▸ **EXERCISE**
Determine how many lines of the entries contain "predator". Reply with that number alone.

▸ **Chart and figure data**
=-=-=

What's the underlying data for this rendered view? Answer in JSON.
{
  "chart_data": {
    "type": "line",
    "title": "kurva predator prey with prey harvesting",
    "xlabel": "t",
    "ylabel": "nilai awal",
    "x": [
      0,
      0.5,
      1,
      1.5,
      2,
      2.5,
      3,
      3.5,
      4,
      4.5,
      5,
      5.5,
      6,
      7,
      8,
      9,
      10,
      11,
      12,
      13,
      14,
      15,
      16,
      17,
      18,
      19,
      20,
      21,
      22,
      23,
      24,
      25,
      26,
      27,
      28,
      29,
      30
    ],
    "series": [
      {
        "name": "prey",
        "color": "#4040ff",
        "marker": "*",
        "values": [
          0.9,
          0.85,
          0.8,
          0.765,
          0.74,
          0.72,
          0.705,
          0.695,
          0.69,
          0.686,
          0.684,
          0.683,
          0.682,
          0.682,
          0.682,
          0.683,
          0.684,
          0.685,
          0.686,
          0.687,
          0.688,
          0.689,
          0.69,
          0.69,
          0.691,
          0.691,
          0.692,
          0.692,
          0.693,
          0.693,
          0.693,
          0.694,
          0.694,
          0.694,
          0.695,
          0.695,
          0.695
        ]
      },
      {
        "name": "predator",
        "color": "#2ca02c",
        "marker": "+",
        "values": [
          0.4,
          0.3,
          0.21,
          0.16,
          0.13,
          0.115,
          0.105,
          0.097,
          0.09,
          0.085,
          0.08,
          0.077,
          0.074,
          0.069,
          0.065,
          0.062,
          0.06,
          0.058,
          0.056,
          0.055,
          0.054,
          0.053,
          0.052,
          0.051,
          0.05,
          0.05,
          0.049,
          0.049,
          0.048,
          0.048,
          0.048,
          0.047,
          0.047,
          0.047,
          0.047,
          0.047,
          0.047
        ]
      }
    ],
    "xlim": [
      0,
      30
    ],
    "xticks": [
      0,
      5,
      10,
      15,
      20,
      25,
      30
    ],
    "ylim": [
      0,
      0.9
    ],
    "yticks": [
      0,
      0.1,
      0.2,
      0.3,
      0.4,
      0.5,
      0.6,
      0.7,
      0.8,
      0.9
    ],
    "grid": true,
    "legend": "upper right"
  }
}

=-=-=

▸ **REPLY**
2